■ Aim
Don't copy the pictures; return every other part of the records exactly.

****************************************

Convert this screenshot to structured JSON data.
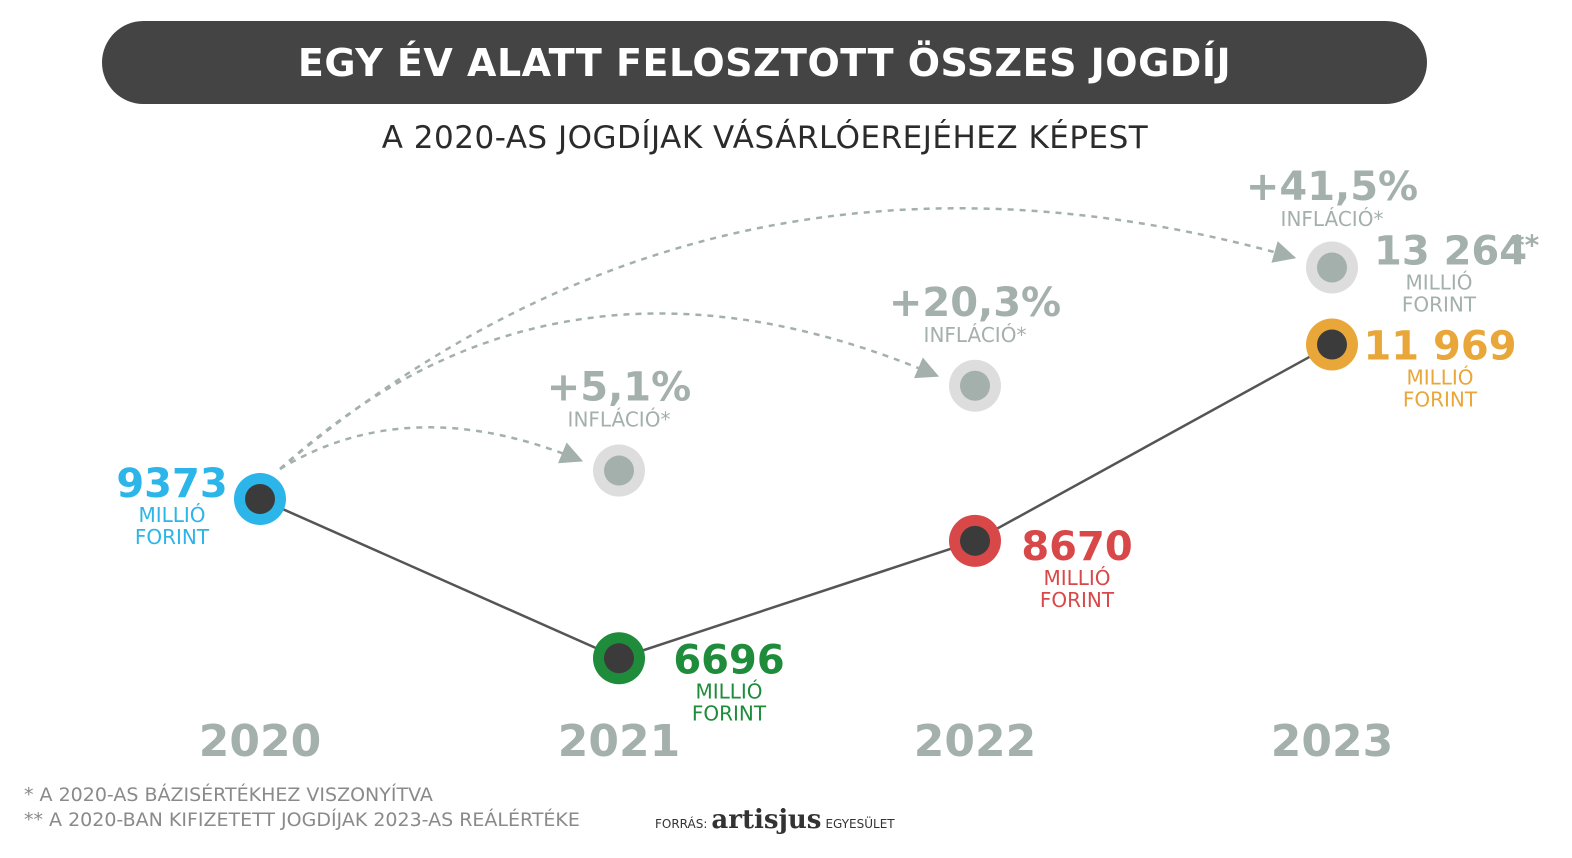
{
  "header": {
    "title": "EGY ÉV ALATT FELOSZTOTT ÖSSZES JOGDÍJ",
    "subtitle": "A 2020-AS JOGDÍJAK VÁSÁRLÓEREJÉHEZ KÉPEST"
  },
  "chart_data": {
    "type": "line",
    "categories": [
      "2020",
      "2021",
      "2022",
      "2023"
    ],
    "unit_lines": [
      "MILLIÓ",
      "FORINT"
    ],
    "series": [
      {
        "values": [
          9373,
          6696,
          8670,
          11969
        ],
        "labels": [
          "9373",
          "6696",
          "8670",
          "11 969"
        ],
        "colors": [
          "#2bb5e8",
          "#1e8c3a",
          "#d94848",
          "#e9a73a"
        ]
      }
    ],
    "inflation": [
      {
        "year": "2021",
        "value": 9851,
        "label": "+5,1%"
      },
      {
        "year": "2022",
        "value": 11276,
        "label": "+20,3%"
      },
      {
        "year": "2023",
        "value": 13264,
        "label": "+41,5%",
        "value_label": "13 264",
        "value_suffix": "**"
      }
    ],
    "inflation_label": "INFLÁCIÓ*",
    "colors": {
      "line": "#555555",
      "inflation": "#a4b0ac",
      "inflation_ring": "#dddddd",
      "year": "#a4b0ac",
      "dot": "#3b3b3b"
    }
  },
  "footnotes": [
    "*   A 2020-AS BÁZISÉRTÉKHEZ VISZONYÍTVA",
    "** A 2020-BAN KIFIZETETT JOGDÍJAK 2023-AS REÁLÉRTÉKE"
  ],
  "source": {
    "prefix": "FORRÁS:",
    "brand": "artisjus",
    "suffix": "EGYESÜLET"
  }
}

****************************************

■ Solution for this problem
Convert this screenshot to structured JSON data.
{
  "header": {
    "title": "EGY ÉV ALATT FELOSZTOTT ÖSSZES JOGDÍJ",
    "subtitle": "A 2020-AS JOGDÍJAK VÁSÁRLÓEREJÉHEZ KÉPEST"
  },
  "chart_data": {
    "type": "line",
    "categories": [
      "2020",
      "2021",
      "2022",
      "2023"
    ],
    "unit_lines": [
      "MILLIÓ",
      "FORINT"
    ],
    "series": [
      {
        "values": [
          9373,
          6696,
          8670,
          11969
        ],
        "labels": [
          "9373",
          "6696",
          "8670",
          "11 969"
        ],
        "colors": [
          "#2bb5e8",
          "#1e8c3a",
          "#d94848",
          "#e9a73a"
        ]
      }
    ],
    "inflation": [
      {
        "year": "2021",
        "value": 9851,
        "label": "+5,1%"
      },
      {
        "year": "2022",
        "value": 11276,
        "label": "+20,3%"
      },
      {
        "year": "2023",
        "value": 13264,
        "label": "+41,5%",
        "value_label": "13 264",
        "value_suffix": "**"
      }
    ],
    "inflation_label": "INFLÁCIÓ*",
    "colors": {
      "line": "#555555",
      "inflation": "#a4b0ac",
      "inflation_ring": "#dddddd",
      "year": "#a4b0ac",
      "dot": "#3b3b3b"
    }
  },
  "footnotes": [
    "*   A 2020-AS BÁZISÉRTÉKHEZ VISZONYÍTVA",
    "** A 2020-BAN KIFIZETETT JOGDÍJAK 2023-AS REÁLÉRTÉKE"
  ],
  "source": {
    "prefix": "FORRÁS:",
    "brand": "artisjus",
    "suffix": "EGYESÜLET"
  }
}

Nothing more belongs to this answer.